- What to produce -
Go through the records and give each one again exactly.

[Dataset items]
|---|
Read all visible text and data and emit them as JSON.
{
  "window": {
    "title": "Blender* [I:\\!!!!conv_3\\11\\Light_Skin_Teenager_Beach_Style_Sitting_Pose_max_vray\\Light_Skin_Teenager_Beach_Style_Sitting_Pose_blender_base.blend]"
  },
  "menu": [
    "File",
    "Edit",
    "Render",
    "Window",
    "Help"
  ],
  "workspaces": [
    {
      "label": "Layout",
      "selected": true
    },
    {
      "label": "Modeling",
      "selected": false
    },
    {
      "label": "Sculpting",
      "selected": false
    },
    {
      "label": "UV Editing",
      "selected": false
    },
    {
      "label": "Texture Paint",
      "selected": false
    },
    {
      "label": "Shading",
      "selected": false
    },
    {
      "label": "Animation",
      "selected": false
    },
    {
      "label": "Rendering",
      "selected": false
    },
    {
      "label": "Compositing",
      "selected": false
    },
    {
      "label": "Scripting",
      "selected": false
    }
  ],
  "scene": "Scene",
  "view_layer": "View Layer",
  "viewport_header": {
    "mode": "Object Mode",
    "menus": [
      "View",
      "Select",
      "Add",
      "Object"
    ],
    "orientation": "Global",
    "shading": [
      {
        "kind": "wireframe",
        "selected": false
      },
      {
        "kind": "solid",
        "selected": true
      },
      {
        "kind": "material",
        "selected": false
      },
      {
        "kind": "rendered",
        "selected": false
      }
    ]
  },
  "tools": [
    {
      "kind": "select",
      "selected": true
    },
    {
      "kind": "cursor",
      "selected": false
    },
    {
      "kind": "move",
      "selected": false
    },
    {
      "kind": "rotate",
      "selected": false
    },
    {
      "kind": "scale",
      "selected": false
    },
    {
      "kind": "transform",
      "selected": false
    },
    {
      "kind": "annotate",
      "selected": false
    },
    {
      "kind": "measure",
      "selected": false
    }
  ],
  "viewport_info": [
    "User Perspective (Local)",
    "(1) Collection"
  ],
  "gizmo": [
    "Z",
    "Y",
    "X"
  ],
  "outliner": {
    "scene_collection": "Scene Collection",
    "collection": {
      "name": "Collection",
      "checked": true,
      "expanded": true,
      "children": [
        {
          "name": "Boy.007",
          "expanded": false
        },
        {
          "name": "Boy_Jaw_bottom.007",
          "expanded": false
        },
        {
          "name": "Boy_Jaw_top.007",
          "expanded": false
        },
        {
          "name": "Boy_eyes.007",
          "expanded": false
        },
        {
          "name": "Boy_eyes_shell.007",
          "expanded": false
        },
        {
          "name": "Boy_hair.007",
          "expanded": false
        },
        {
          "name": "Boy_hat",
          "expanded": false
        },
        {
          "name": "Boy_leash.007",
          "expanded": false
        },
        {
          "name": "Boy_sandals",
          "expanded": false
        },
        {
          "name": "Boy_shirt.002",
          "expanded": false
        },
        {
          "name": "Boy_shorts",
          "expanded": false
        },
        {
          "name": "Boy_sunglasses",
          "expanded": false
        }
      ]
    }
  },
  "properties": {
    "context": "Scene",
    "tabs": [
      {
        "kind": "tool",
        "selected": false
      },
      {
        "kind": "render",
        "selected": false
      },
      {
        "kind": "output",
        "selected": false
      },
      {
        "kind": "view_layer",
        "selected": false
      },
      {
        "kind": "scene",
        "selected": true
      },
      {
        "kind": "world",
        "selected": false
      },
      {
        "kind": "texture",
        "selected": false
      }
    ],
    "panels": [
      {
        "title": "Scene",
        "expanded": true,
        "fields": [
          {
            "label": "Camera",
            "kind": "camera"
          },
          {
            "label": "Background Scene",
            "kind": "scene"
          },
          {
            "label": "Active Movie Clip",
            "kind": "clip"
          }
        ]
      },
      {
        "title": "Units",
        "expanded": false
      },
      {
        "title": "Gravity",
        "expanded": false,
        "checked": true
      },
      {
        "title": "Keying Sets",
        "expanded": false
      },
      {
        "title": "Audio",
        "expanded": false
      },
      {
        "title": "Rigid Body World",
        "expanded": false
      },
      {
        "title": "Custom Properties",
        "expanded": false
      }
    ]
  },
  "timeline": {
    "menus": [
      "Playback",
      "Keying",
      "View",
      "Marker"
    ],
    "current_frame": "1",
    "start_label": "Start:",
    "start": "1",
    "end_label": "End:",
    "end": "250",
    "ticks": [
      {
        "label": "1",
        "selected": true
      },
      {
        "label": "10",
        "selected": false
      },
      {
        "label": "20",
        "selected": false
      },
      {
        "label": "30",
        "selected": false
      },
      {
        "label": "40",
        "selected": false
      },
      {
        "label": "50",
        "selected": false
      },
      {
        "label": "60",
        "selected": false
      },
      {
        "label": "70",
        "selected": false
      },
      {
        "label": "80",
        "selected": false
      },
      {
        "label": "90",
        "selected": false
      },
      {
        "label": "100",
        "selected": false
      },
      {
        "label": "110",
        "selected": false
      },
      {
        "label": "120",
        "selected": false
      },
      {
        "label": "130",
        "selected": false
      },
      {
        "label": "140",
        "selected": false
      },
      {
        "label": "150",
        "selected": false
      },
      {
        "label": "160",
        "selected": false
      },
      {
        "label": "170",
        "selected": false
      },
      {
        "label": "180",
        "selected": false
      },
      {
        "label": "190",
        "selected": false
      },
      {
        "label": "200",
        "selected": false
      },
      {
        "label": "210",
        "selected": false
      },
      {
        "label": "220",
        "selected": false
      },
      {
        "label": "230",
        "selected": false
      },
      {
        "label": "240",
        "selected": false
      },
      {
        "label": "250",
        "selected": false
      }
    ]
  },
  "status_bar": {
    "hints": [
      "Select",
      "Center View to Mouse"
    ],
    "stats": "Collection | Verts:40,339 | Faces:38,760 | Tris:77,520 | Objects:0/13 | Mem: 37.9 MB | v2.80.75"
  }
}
|---|
- Response for this exercise -
Read all visible text and data and emit them as JSON.
{
  "window": {
    "title": "Blender* [I:\\!!!!conv_3\\11\\Light_Skin_Teenager_Beach_Style_Sitting_Pose_max_vray\\Light_Skin_Teenager_Beach_Style_Sitting_Pose_blender_base.blend]"
  },
  "menu": [
    "File",
    "Edit",
    "Render",
    "Window",
    "Help"
  ],
  "workspaces": [
    {
      "label": "Layout",
      "selected": true
    },
    {
      "label": "Modeling",
      "selected": false
    },
    {
      "label": "Sculpting",
      "selected": false
    },
    {
      "label": "UV Editing",
      "selected": false
    },
    {
      "label": "Texture Paint",
      "selected": false
    },
    {
      "label": "Shading",
      "selected": false
    },
    {
      "label": "Animation",
      "selected": false
    },
    {
      "label": "Rendering",
      "selected": false
    },
    {
      "label": "Compositing",
      "selected": false
    },
    {
      "label": "Scripting",
      "selected": false
    }
  ],
  "scene": "Scene",
  "view_layer": "View Layer",
  "viewport_header": {
    "mode": "Object Mode",
    "menus": [
      "View",
      "Select",
      "Add",
      "Object"
    ],
    "orientation": "Global",
    "shading": [
      {
        "kind": "wireframe",
        "selected": false
      },
      {
        "kind": "solid",
        "selected": true
      },
      {
        "kind": "material",
        "selected": false
      },
      {
        "kind": "rendered",
        "selected": false
      }
    ]
  },
  "tools": [
    {
      "kind": "select",
      "selected": true
    },
    {
      "kind": "cursor",
      "selected": false
    },
    {
      "kind": "move",
      "selected": false
    },
    {
      "kind": "rotate",
      "selected": false
    },
    {
      "kind": "scale",
      "selected": false
    },
    {
      "kind": "transform",
      "selected": false
    },
    {
      "kind": "annotate",
      "selected": false
    },
    {
      "kind": "measure",
      "selected": false
    }
  ],
  "viewport_info": [
    "User Perspective (Local)",
    "(1) Collection"
  ],
  "gizmo": [
    "Z",
    "Y",
    "X"
  ],
  "outliner": {
    "scene_collection": "Scene Collection",
    "collection": {
      "name": "Collection",
      "checked": true,
      "expanded": true,
      "children": [
        {
          "name": "Boy.007",
          "expanded": false
        },
        {
          "name": "Boy_Jaw_bottom.007",
          "expanded": false
        },
        {
          "name": "Boy_Jaw_top.007",
          "expanded": false
        },
        {
          "name": "Boy_eyes.007",
          "expanded": false
        },
        {
          "name": "Boy_eyes_shell.007",
          "expanded": false
        },
        {
          "name": "Boy_hair.007",
          "expanded": false
        },
        {
          "name": "Boy_hat",
          "expanded": false
        },
        {
          "name": "Boy_leash.007",
          "expanded": false
        },
        {
          "name": "Boy_sandals",
          "expanded": false
        },
        {
          "name": "Boy_shirt.002",
          "expanded": false
        },
        {
          "name": "Boy_shorts",
          "expanded": false
        },
        {
          "name": "Boy_sunglasses",
          "expanded": false
        }
      ]
    }
  },
  "properties": {
    "context": "Scene",
    "tabs": [
      {
        "kind": "tool",
        "selected": false
      },
      {
        "kind": "render",
        "selected": false
      },
      {
        "kind": "output",
        "selected": false
      },
      {
        "kind": "view_layer",
        "selected": false
      },
      {
        "kind": "scene",
        "selected": true
      },
      {
        "kind": "world",
        "selected": false
      },
      {
        "kind": "texture",
        "selected": false
      }
    ],
    "panels": [
      {
        "title": "Scene",
        "expanded": true,
        "fields": [
          {
            "label": "Camera",
            "kind": "camera"
          },
          {
            "label": "Background Scene",
            "kind": "scene"
          },
          {
            "label": "Active Movie Clip",
            "kind": "clip"
          }
        ]
      },
      {
        "title": "Units",
        "expanded": false
      },
      {
        "title": "Gravity",
        "expanded": false,
        "checked": true
      },
      {
        "title": "Keying Sets",
        "expanded": false
      },
      {
        "title": "Audio",
        "expanded": false
      },
      {
        "title": "Rigid Body World",
        "expanded": false
      },
      {
        "title": "Custom Properties",
        "expanded": false
      }
    ]
  },
  "timeline": {
    "menus": [
      "Playback",
      "Keying",
      "View",
      "Marker"
    ],
    "current_frame": "1",
    "start_label": "Start:",
    "start": "1",
    "end_label": "End:",
    "end": "250",
    "ticks": [
      {
        "label": "1",
        "selected": true
      },
      {
        "label": "10",
        "selected": false
      },
      {
        "label": "20",
        "selected": false
      },
      {
        "label": "30",
        "selected": false
      },
      {
        "label": "40",
        "selected": false
      },
      {
        "label": "50",
        "selected": false
      },
      {
        "label": "60",
        "selected": false
      },
      {
        "label": "70",
        "selected": false
      },
      {
        "label": "80",
        "selected": false
      },
      {
        "label": "90",
        "selected": false
      },
      {
        "label": "100",
        "selected": false
      },
      {
        "label": "110",
        "selected": false
      },
      {
        "label": "120",
        "selected": false
      },
      {
        "label": "130",
        "selected": false
      },
      {
        "label": "140",
        "selected": false
      },
      {
        "label": "150",
        "selected": false
      },
      {
        "label": "160",
        "selected": false
      },
      {
        "label": "170",
        "selected": false
      },
      {
        "label": "180",
        "selected": false
      },
      {
        "label": "190",
        "selected": false
      },
      {
        "label": "200",
        "selected": false
      },
      {
        "label": "210",
        "selected": false
      },
      {
        "label": "220",
        "selected": false
      },
      {
        "label": "230",
        "selected": false
      },
      {
        "label": "240",
        "selected": false
      },
      {
        "label": "250",
        "selected": false
      }
    ]
  },
  "status_bar": {
    "hints": [
      "Select",
      "Center View to Mouse"
    ],
    "stats": "Collection | Verts:40,339 | Faces:38,760 | Tris:77,520 | Objects:0/13 | Mem: 37.9 MB | v2.80.75"
  }
}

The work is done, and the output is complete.